▶ [What you will do]: Starting with the line that contains "Decode this image", reproduce each line through the end of the listing below, with no other output.

▶ [Provided data]:
::::

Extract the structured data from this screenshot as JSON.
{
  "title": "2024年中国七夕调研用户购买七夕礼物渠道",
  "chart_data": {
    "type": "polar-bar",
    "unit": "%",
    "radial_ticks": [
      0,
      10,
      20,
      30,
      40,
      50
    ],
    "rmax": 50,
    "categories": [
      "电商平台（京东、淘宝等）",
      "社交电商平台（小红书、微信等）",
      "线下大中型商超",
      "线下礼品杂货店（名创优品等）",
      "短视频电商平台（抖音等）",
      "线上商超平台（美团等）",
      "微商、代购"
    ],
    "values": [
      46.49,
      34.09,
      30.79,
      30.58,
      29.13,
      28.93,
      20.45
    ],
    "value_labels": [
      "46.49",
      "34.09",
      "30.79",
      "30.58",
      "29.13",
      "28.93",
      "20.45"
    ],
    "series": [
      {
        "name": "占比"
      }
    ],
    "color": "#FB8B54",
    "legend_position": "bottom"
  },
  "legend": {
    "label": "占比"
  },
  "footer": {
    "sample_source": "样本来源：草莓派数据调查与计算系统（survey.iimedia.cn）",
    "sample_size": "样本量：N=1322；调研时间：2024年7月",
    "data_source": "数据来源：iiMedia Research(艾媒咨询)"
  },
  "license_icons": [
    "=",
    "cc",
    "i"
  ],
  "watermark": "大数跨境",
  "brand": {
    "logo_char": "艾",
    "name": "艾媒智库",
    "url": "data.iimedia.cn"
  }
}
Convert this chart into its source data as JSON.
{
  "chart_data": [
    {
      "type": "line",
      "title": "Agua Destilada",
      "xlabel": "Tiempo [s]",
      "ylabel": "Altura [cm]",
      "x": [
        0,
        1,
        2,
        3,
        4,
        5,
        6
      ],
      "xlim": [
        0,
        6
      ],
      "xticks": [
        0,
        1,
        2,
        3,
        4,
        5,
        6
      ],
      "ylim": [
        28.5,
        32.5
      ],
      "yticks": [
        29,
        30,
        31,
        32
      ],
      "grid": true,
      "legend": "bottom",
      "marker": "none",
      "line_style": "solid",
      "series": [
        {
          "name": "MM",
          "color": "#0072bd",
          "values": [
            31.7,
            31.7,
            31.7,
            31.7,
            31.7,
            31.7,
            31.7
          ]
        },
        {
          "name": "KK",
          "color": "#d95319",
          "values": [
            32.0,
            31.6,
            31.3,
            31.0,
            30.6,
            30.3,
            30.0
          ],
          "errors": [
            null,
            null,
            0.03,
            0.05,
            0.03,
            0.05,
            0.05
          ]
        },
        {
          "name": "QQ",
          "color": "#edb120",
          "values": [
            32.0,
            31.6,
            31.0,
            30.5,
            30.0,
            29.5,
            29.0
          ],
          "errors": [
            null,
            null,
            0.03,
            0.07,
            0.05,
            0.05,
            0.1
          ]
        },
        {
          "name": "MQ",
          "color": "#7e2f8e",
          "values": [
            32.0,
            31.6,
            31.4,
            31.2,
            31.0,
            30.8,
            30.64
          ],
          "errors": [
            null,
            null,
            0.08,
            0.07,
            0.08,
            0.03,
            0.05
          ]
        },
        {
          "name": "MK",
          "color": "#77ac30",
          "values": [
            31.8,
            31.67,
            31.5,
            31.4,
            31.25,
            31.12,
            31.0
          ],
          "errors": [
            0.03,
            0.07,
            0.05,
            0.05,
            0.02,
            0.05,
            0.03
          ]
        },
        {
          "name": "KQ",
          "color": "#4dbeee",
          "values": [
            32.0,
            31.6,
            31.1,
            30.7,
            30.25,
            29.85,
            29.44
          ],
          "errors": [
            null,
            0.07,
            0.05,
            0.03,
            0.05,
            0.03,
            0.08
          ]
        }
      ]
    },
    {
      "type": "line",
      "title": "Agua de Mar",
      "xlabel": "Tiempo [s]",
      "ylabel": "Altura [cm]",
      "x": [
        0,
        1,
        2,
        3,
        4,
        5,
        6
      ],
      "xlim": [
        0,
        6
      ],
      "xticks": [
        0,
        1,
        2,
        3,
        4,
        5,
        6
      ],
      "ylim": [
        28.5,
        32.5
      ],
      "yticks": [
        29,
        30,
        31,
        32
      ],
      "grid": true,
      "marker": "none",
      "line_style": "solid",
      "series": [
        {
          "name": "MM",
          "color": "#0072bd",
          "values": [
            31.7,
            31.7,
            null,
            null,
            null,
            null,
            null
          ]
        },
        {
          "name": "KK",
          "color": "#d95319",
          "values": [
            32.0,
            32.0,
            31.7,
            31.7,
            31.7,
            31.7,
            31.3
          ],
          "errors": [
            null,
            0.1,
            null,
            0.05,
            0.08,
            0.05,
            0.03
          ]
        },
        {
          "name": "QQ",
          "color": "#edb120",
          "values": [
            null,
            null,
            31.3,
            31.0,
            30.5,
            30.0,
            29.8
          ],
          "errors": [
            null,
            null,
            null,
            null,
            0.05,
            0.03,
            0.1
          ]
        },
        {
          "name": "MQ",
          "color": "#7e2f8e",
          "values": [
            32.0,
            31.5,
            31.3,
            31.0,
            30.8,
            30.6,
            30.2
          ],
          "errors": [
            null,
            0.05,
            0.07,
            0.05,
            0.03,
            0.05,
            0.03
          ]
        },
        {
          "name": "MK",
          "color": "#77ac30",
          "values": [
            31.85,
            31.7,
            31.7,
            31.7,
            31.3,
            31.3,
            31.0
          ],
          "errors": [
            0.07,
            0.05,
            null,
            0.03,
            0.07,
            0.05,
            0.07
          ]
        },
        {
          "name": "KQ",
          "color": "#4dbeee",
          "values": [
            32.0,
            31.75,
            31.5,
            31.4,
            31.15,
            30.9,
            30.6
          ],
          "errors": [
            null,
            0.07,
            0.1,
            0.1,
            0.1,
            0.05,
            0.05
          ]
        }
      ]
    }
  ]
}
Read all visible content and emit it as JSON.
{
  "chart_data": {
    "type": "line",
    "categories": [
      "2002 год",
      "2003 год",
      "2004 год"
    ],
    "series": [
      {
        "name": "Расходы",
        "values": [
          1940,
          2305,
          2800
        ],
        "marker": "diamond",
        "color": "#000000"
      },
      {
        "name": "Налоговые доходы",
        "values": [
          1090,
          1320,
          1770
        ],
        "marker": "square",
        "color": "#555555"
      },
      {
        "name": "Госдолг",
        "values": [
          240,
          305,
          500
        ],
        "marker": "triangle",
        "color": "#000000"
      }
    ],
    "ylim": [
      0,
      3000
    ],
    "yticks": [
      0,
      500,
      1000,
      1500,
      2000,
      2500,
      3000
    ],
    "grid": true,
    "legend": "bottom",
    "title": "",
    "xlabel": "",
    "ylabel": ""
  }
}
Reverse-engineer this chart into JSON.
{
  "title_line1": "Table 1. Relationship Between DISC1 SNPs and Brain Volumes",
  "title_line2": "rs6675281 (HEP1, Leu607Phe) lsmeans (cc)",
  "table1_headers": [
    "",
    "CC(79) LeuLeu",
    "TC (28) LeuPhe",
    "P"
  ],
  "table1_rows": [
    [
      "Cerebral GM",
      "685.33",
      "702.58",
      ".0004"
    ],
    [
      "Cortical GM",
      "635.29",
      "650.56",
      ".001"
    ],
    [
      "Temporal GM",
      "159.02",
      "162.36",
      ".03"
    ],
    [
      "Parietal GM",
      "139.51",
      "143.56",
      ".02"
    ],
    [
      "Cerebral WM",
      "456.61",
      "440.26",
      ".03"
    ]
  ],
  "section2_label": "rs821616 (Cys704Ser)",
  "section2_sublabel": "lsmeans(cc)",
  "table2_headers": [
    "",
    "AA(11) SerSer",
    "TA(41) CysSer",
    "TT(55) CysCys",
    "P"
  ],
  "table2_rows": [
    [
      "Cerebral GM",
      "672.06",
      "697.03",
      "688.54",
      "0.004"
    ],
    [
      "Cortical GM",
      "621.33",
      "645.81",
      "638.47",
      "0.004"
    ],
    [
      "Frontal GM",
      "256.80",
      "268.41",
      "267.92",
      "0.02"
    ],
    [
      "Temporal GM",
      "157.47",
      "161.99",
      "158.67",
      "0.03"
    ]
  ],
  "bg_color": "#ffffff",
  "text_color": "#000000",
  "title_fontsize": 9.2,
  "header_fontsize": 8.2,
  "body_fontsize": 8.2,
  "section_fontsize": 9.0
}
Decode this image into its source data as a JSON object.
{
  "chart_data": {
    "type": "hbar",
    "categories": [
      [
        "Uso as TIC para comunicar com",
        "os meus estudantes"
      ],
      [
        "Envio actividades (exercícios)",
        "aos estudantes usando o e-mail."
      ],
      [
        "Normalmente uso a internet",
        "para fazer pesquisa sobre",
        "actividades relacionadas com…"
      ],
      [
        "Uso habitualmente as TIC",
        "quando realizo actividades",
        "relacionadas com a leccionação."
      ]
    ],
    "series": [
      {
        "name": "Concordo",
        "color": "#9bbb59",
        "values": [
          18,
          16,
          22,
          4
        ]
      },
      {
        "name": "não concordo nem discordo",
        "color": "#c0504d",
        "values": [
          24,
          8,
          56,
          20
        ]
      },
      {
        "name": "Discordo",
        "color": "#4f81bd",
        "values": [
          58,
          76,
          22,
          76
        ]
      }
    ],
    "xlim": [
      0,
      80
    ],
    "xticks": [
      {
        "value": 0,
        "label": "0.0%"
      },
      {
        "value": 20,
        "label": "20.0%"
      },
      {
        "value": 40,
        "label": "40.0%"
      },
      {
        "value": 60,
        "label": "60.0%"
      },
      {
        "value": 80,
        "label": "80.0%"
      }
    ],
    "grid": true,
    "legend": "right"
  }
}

::::

▶ [Solution to this exercise]:
Decode this image into its source data as a JSON object.
{
  "chart_data": {
    "type": "hbar",
    "categories": [
      [
        "Uso as TIC para comunicar com",
        "os meus estudantes"
      ],
      [
        "Envio actividades (exercícios)",
        "aos estudantes usando o e-mail."
      ],
      [
        "Normalmente uso a internet",
        "para fazer pesquisa sobre",
        "actividades relacionadas com…"
      ],
      [
        "Uso habitualmente as TIC",
        "quando realizo actividades",
        "relacionadas com a leccionação."
      ]
    ],
    "series": [
      {
        "name": "Concordo",
        "color": "#9bbb59",
        "values": [
          18,
          16,
          22,
          4
        ]
      },
      {
        "name": "não concordo nem discordo",
        "color": "#c0504d",
        "values": [
          24,
          8,
          56,
          20
        ]
      },
      {
        "name": "Discordo",
        "color": "#4f81bd",
        "values": [
          58,
          76,
          22,
          76
        ]
      }
    ],
    "xlim": [
      0,
      80
    ],
    "xticks": [
      {
        "value": 0,
        "label": "0.0%"
      },
      {
        "value": 20,
        "label": "20.0%"
      },
      {
        "value": 40,
        "label": "40.0%"
      },
      {
        "value": 60,
        "label": "60.0%"
      },
      {
        "value": 80,
        "label": "80.0%"
      }
    ],
    "grid": true,
    "legend": "right"
  }
}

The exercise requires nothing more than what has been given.